### Source text
============================================================

Diamond denies illegal approach for Redpath
April 21, 2012
Sale's Andy Powell celebrates his side's victory over Gloucester © Getty Images
Sale chief executive Steve Diamond has unequivocally denied allegations that his club made an illegal approach to Gloucester head coach Bryan Redpath.
The Sharks this afternoon put one foot in the Heineken Cup by edging their virtual showdown with Gloucester 24-19 at Kingsholm for the last remaining place in next season's competition via the Aviva Premiership. But the match was overshadowed by the controversy involving Redpath, who put in his letter of resignation to Gloucester on Monday which lead to threats of legal action by their director Ryan Walkinshaw if there was evidence to suggest approaches had been made.
The links and rumours that Redpath was going to Sale started circulating a week ago, but Diamond said: "The true version is that we have had no conversations with Bryan Redpath. I have had discussions with his agent since he resigned from here but, up until then, nothing.
"I think he has interviews at Munster and possibly Bath so he has a busy agenda. But, if he is available, we are going to speak with him. Now he is available, he is on our shopping list. We will make a decision at the end of the season. We need someone in place by June 6 for pre-season."
He was asked directly after the match whether Redpath had been contacted by Sale about becoming their coach, and the former hooker said: "Certainly not. That's unequivocal."
Diamond was pleased that Sale have almost put themselves in the Heineken Cup. Only Bath stand in their way and the west-country club need to beat Leicester at Welford Road with a bonus point on the last day of the regular season - May 5 - while Sale have to lose and get nothing at home to Harlequins on the same day to deny the Cheshire club a place in the top European competition.
Diamond said: "It was a good win. It is good to come down here and get the victory. We are on the up and, if we can qualify for Europe, it will be a great result for the club, with the new stadium. It will be really positive for rugby in Manchester.

============================================================

### Dataset entries
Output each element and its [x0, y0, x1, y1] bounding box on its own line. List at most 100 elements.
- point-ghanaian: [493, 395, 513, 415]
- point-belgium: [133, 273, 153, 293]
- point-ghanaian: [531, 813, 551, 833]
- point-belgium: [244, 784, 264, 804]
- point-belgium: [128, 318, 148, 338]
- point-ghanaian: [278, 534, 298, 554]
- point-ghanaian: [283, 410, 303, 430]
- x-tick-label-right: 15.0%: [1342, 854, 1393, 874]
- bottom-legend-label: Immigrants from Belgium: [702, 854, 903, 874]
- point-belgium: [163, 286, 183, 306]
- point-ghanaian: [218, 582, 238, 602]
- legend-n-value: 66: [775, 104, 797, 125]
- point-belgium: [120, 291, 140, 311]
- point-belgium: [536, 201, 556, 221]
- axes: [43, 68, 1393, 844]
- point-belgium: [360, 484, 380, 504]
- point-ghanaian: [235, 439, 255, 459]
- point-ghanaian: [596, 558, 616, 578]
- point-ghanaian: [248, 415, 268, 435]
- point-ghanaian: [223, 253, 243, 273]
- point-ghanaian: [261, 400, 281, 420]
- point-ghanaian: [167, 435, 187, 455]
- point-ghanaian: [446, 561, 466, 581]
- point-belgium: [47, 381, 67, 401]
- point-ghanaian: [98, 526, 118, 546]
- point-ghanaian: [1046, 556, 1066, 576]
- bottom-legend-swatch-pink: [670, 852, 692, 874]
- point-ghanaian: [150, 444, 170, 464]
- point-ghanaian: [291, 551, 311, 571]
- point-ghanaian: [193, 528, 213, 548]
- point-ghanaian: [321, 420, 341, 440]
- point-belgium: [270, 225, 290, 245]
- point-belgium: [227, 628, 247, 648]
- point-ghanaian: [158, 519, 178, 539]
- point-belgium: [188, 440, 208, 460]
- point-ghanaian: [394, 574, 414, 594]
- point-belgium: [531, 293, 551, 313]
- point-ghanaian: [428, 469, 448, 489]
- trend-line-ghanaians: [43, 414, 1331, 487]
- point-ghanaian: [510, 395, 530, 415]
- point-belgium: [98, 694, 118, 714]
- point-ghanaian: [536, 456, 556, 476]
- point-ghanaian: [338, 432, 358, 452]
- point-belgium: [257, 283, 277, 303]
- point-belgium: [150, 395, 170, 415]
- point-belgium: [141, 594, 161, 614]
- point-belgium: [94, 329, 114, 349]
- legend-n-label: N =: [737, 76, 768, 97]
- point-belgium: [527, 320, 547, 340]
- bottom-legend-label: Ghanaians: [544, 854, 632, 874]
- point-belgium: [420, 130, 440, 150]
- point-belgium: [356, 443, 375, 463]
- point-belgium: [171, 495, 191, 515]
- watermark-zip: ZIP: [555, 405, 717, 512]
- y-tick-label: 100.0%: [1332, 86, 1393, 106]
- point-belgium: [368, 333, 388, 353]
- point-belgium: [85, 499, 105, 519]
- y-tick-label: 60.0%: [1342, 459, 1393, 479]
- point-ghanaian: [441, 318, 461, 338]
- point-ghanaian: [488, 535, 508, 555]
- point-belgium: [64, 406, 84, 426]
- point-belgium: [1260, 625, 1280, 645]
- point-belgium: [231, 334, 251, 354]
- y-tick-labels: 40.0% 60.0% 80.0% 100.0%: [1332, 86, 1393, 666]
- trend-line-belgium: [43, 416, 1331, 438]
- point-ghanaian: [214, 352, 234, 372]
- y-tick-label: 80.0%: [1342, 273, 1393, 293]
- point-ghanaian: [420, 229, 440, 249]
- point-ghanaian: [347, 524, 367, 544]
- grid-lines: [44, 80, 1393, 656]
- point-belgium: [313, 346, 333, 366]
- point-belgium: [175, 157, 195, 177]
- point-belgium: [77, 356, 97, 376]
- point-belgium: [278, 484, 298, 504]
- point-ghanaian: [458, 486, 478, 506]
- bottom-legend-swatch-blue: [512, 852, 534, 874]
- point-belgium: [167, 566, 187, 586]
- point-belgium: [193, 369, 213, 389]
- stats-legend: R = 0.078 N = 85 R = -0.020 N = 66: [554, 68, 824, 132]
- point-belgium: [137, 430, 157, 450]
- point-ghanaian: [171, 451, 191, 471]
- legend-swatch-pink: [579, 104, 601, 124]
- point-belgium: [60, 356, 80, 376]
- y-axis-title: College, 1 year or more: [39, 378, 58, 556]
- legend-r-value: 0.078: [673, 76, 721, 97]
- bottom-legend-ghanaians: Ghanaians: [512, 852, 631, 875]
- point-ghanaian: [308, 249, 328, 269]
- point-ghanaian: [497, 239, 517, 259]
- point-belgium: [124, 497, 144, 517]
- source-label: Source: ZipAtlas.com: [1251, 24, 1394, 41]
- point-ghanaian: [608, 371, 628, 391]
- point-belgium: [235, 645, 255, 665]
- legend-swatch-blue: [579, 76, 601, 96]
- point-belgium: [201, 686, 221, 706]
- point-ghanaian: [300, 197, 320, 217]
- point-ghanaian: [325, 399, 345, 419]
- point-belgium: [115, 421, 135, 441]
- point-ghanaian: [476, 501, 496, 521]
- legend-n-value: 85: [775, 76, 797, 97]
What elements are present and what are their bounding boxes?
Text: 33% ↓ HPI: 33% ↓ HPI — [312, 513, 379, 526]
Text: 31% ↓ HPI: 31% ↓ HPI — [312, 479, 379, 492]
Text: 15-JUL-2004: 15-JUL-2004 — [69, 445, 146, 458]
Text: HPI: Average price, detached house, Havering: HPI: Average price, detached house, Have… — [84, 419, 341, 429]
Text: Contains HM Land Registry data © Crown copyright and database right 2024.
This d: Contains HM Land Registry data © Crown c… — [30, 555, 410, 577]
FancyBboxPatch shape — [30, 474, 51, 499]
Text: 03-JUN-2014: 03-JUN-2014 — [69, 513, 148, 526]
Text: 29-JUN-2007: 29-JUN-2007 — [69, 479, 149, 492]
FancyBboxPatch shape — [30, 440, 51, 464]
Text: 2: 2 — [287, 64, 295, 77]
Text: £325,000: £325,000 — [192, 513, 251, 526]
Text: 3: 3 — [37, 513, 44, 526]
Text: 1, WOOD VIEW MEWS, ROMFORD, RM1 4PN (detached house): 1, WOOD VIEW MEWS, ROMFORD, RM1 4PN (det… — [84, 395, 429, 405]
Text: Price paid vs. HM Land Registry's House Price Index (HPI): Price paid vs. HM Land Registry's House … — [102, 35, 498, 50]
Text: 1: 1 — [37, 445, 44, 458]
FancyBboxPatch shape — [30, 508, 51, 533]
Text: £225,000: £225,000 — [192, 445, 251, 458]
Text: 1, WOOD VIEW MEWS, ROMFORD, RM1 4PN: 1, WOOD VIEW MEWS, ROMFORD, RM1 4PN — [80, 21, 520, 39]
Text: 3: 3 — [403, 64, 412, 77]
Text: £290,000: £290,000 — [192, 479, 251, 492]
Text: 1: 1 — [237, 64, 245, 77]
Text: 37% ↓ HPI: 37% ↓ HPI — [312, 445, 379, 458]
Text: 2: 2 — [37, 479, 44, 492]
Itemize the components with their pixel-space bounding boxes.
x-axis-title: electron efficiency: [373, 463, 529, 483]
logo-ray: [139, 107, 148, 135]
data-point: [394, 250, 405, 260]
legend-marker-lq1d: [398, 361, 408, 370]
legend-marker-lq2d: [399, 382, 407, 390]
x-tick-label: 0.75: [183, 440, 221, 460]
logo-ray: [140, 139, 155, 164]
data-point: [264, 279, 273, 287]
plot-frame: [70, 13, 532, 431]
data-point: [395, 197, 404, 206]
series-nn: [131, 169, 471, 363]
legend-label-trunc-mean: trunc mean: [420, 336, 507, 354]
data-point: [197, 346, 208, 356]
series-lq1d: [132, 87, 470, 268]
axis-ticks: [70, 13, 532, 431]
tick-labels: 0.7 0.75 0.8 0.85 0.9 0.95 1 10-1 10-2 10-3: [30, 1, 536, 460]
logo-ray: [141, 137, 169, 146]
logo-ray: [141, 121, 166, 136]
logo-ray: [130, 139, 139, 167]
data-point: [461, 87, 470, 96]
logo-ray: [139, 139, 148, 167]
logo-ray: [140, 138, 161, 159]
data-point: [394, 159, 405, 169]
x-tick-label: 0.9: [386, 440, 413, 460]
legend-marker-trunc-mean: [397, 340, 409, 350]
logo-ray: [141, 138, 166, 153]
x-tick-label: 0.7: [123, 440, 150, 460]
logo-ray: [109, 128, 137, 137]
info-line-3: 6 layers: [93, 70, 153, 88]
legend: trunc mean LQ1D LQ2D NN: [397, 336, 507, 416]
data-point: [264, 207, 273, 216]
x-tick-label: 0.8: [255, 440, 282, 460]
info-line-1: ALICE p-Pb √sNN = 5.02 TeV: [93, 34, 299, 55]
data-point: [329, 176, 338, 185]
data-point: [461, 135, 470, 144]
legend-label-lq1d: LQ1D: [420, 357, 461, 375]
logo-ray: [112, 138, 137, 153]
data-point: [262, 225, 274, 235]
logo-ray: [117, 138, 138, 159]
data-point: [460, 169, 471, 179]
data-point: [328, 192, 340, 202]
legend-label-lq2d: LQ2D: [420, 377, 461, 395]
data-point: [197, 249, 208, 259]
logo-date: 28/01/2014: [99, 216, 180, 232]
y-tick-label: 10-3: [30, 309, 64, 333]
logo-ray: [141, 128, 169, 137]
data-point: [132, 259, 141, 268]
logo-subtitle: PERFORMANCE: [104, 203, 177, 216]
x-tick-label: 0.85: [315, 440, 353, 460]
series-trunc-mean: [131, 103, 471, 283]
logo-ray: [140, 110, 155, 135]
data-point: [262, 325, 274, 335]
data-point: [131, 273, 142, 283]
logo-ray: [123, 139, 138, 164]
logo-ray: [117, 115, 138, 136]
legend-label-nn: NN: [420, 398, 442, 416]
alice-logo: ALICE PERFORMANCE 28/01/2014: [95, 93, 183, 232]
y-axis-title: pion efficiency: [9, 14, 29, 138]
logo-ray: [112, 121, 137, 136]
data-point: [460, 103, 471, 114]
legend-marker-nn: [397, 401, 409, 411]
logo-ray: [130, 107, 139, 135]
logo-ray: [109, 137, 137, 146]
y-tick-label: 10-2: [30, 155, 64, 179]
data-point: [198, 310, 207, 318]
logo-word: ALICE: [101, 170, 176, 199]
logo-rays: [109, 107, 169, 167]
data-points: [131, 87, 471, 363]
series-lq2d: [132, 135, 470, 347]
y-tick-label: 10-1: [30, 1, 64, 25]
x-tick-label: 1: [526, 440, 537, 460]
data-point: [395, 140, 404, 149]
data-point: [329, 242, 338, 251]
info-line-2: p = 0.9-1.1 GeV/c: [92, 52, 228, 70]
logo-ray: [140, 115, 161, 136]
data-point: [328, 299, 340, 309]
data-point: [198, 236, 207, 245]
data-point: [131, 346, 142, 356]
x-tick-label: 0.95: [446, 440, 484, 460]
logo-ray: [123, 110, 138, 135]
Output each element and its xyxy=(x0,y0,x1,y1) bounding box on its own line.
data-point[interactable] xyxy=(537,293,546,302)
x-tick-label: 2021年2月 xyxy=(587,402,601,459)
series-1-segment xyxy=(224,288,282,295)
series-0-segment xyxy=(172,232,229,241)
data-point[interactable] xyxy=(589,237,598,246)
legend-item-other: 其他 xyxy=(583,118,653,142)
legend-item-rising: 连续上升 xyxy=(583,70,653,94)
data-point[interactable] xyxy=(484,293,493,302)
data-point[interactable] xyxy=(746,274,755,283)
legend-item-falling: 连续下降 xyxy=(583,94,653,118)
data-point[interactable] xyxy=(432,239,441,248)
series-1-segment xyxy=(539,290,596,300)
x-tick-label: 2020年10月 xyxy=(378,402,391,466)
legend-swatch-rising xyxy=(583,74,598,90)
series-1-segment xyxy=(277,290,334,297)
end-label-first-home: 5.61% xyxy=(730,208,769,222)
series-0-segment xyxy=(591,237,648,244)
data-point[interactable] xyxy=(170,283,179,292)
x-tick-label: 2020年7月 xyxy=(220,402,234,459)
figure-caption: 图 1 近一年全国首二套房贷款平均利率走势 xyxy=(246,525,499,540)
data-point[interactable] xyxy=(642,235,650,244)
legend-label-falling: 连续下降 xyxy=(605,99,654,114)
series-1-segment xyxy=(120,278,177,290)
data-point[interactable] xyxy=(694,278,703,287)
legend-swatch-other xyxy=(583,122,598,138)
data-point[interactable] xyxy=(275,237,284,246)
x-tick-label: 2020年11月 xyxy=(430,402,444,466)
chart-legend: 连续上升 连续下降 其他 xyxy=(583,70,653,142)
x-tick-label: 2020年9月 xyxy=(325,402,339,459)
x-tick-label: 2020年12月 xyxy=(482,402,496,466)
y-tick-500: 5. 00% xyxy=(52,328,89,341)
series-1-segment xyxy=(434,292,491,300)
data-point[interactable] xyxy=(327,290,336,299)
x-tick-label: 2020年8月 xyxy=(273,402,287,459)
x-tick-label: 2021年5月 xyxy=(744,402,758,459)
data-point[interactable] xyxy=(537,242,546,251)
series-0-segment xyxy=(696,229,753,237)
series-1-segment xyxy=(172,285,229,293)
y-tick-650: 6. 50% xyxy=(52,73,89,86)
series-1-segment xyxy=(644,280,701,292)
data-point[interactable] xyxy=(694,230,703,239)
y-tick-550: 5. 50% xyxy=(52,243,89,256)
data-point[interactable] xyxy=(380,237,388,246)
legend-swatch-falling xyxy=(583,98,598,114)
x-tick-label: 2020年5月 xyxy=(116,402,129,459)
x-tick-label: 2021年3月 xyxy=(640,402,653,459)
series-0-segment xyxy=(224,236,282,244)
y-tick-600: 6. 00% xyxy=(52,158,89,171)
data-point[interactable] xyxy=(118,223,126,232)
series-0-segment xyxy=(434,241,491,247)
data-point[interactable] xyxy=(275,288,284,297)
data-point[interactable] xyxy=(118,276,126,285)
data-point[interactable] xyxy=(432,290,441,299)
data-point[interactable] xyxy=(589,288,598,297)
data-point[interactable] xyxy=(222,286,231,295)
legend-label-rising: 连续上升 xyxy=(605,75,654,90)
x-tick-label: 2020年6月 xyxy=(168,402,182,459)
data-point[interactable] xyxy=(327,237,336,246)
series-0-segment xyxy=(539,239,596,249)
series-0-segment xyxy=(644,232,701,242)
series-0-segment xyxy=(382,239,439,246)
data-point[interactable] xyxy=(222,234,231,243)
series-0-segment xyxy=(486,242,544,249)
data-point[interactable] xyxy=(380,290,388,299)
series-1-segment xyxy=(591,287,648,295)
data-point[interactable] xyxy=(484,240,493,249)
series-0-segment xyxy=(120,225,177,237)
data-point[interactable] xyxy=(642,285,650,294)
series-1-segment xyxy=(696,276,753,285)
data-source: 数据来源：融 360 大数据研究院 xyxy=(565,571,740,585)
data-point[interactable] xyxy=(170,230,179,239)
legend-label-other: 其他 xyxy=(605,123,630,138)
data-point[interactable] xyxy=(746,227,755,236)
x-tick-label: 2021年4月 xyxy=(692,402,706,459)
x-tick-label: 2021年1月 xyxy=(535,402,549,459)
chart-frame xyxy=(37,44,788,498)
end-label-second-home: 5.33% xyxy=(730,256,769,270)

============================================================

### Requirements
a - Repeat word for word the passage of the article on Sale and Bryan Redpath that starts with "He was asked" and goes on through "top European competition.".
b - Carry on writing the article about Sale's denial of an approach to Bryan Redpath from the point where it stops.

### Exercise answers
a -
He was asked directly after the match whether Redpath had been contacted by Sale about becoming their coach, and the former hooker said: "Certainly not. That's unequivocal."
Diamond was pleased that Sale have almost put themselves in the Heineken Cup. Only Bath stand in their way and the west-country club need to beat Leicester at Welford Road with a bonus point on the last day of the regular season - May 5 - while Sale have to lose and get nothing at home to Harlequins on the same day to deny the Cheshire club a place in the top European competition.

b -
"We were six points down at half-time but, with the wind and with Nick Macleod's kicking, we just needed to get field position. We are delighted with the second-half performance with the elements. We have young backs and if they get the ball in hand, they can go through gaps. It is always a difficult place to come but it is good to shut their crowd up!"
The disruption during the week meant Gloucester forwards coach Carl Hogg took charge of the team for the game. He said: "This week has been emotional for many of the players. It was a special occasion today with a lot of players playing their last games at Kingsholm - Scott Lawson, Alasdair Strokosch, Mike Tindall, Tom Voyce - so there was no lack of endeavour. We just lacked precision.
"We gave away two soft tries and we also didn't manage the wind in the second half and ultimately that was our downfall. But I am very proud of the players' effort and commitment. It has been a difficult week but that group of players have a lot of pride to play in the Cherry and White jersey.
"Today was pretty much a showdown for Heineken Cup qualification and that is also disappointing with the group of players we have coming in next season. We have another game left, though, and we have to look forward."
As for Redpath's resignation, Hogg said it was a shock to everyone. "We had a clear-the-air meeting on Tuesday and in the afternoon we were back to work. We are professional coaches and professional players and we had to move forward."
© ESPN Sports Media Ltd.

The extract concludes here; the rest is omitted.